EXCERPTED RECORDS -
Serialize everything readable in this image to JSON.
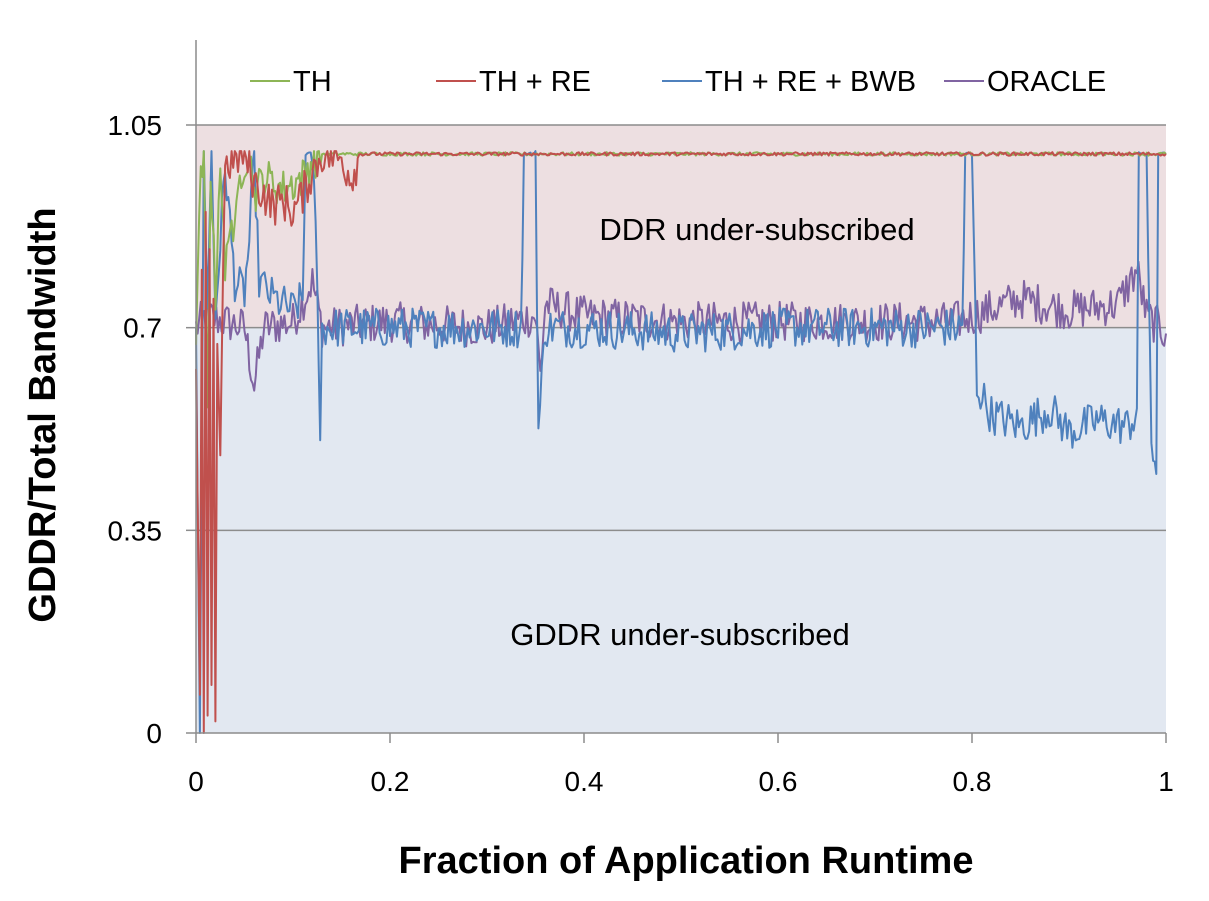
{
  "chart_data": {
    "type": "line",
    "title": "",
    "xlabel": "Fraction of Application Runtime",
    "ylabel": "GDDR/Total Bandwidth",
    "xlim": [
      0,
      1
    ],
    "ylim": [
      0,
      1.05
    ],
    "x_ticks": [
      "0",
      "0.2",
      "0.4",
      "0.6",
      "0.8",
      "1"
    ],
    "y_ticks": [
      "0",
      "0.35",
      "0.7",
      "1.05"
    ],
    "grid": "horizontal",
    "legend_position": "top",
    "regions": [
      {
        "label": "DDR under-subscribed",
        "from": 0.7,
        "to": 1.05,
        "color": "#eddfe1"
      },
      {
        "label": "GDDR under-subscribed",
        "from": 0,
        "to": 0.7,
        "color": "#e2e8f1"
      }
    ],
    "series": [
      {
        "name": "TH",
        "color": "#8db556",
        "points": [
          [
            0,
            0.7
          ],
          [
            0.005,
            0.95
          ],
          [
            0.008,
            1.0
          ],
          [
            0.012,
            0.55
          ],
          [
            0.015,
            0.98
          ],
          [
            0.02,
            0.75
          ],
          [
            0.025,
            1.0
          ],
          [
            0.03,
            0.78
          ],
          [
            0.035,
            0.9
          ],
          [
            0.04,
            0.85
          ],
          [
            0.045,
            0.96
          ],
          [
            0.05,
            0.99
          ],
          [
            0.055,
            1.0
          ],
          [
            0.06,
            0.93
          ],
          [
            0.07,
            0.96
          ],
          [
            0.08,
            0.95
          ],
          [
            0.09,
            0.94
          ],
          [
            0.1,
            0.95
          ],
          [
            0.11,
            0.96
          ],
          [
            0.12,
            0.99
          ],
          [
            0.13,
            1.0
          ],
          [
            0.15,
            1.0
          ],
          [
            0.2,
            1.0
          ],
          [
            0.4,
            1.0
          ],
          [
            0.6,
            1.0
          ],
          [
            0.8,
            1.0
          ],
          [
            1.0,
            1.0
          ]
        ]
      },
      {
        "name": "TH + RE",
        "color": "#c0504d",
        "points": [
          [
            0,
            0.65
          ],
          [
            0.004,
            0.05
          ],
          [
            0.006,
            0.8
          ],
          [
            0.008,
            0.0
          ],
          [
            0.01,
            0.9
          ],
          [
            0.012,
            0.03
          ],
          [
            0.014,
            0.85
          ],
          [
            0.016,
            0.05
          ],
          [
            0.018,
            0.75
          ],
          [
            0.02,
            0.02
          ],
          [
            0.022,
            0.7
          ],
          [
            0.025,
            0.48
          ],
          [
            0.028,
            0.82
          ],
          [
            0.03,
            0.98
          ],
          [
            0.04,
            0.99
          ],
          [
            0.05,
            1.0
          ],
          [
            0.06,
            0.95
          ],
          [
            0.07,
            0.93
          ],
          [
            0.08,
            0.91
          ],
          [
            0.09,
            0.92
          ],
          [
            0.1,
            0.9
          ],
          [
            0.11,
            0.93
          ],
          [
            0.12,
            0.97
          ],
          [
            0.13,
            1.0
          ],
          [
            0.15,
            0.99
          ],
          [
            0.16,
            0.96
          ],
          [
            0.17,
            1.0
          ],
          [
            0.2,
            1.0
          ],
          [
            0.4,
            1.0
          ],
          [
            0.6,
            1.0
          ],
          [
            0.8,
            1.0
          ],
          [
            1.0,
            1.0
          ]
        ]
      },
      {
        "name": "TH + RE + BWB",
        "color": "#4f81bd",
        "points": [
          [
            0,
            0.7
          ],
          [
            0.004,
            0.0
          ],
          [
            0.008,
            1.0
          ],
          [
            0.012,
            0.75
          ],
          [
            0.016,
            1.0
          ],
          [
            0.02,
            0.72
          ],
          [
            0.03,
            0.98
          ],
          [
            0.04,
            0.78
          ],
          [
            0.05,
            0.76
          ],
          [
            0.055,
            0.85
          ],
          [
            0.06,
            1.0
          ],
          [
            0.065,
            0.78
          ],
          [
            0.08,
            0.75
          ],
          [
            0.1,
            0.73
          ],
          [
            0.11,
            0.75
          ],
          [
            0.113,
            1.0
          ],
          [
            0.12,
            1.0
          ],
          [
            0.125,
            0.8
          ],
          [
            0.128,
            0.5
          ],
          [
            0.13,
            0.7
          ],
          [
            0.2,
            0.7
          ],
          [
            0.3,
            0.7
          ],
          [
            0.335,
            0.7
          ],
          [
            0.338,
            1.0
          ],
          [
            0.35,
            1.0
          ],
          [
            0.353,
            0.52
          ],
          [
            0.36,
            0.7
          ],
          [
            0.4,
            0.7
          ],
          [
            0.5,
            0.69
          ],
          [
            0.6,
            0.7
          ],
          [
            0.7,
            0.7
          ],
          [
            0.79,
            0.7
          ],
          [
            0.793,
            1.0
          ],
          [
            0.8,
            1.0
          ],
          [
            0.805,
            0.6
          ],
          [
            0.82,
            0.55
          ],
          [
            0.85,
            0.53
          ],
          [
            0.88,
            0.56
          ],
          [
            0.9,
            0.52
          ],
          [
            0.93,
            0.54
          ],
          [
            0.96,
            0.53
          ],
          [
            0.97,
            0.55
          ],
          [
            0.972,
            1.0
          ],
          [
            0.98,
            1.0
          ],
          [
            0.985,
            0.48
          ],
          [
            0.99,
            0.47
          ],
          [
            0.992,
            1.0
          ],
          [
            1.0,
            1.0
          ]
        ]
      },
      {
        "name": "ORACLE",
        "color": "#8064a2",
        "points": [
          [
            0,
            0.7
          ],
          [
            0.01,
            0.72
          ],
          [
            0.05,
            0.7
          ],
          [
            0.06,
            0.6
          ],
          [
            0.07,
            0.7
          ],
          [
            0.1,
            0.71
          ],
          [
            0.12,
            0.78
          ],
          [
            0.13,
            0.7
          ],
          [
            0.2,
            0.71
          ],
          [
            0.3,
            0.7
          ],
          [
            0.35,
            0.72
          ],
          [
            0.355,
            0.62
          ],
          [
            0.36,
            0.74
          ],
          [
            0.4,
            0.72
          ],
          [
            0.5,
            0.71
          ],
          [
            0.6,
            0.71
          ],
          [
            0.7,
            0.71
          ],
          [
            0.78,
            0.71
          ],
          [
            0.8,
            0.72
          ],
          [
            0.85,
            0.75
          ],
          [
            0.9,
            0.73
          ],
          [
            0.95,
            0.74
          ],
          [
            0.97,
            0.8
          ],
          [
            0.98,
            0.72
          ],
          [
            1.0,
            0.69
          ]
        ]
      }
    ]
  }
}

SHORT PROBLEM - Copy each line that contains the word "GDDR".

FINAL RESULT -
    "ylabel": "GDDR/Total Bandwidth",
        "label": "GDDR under-subscribed",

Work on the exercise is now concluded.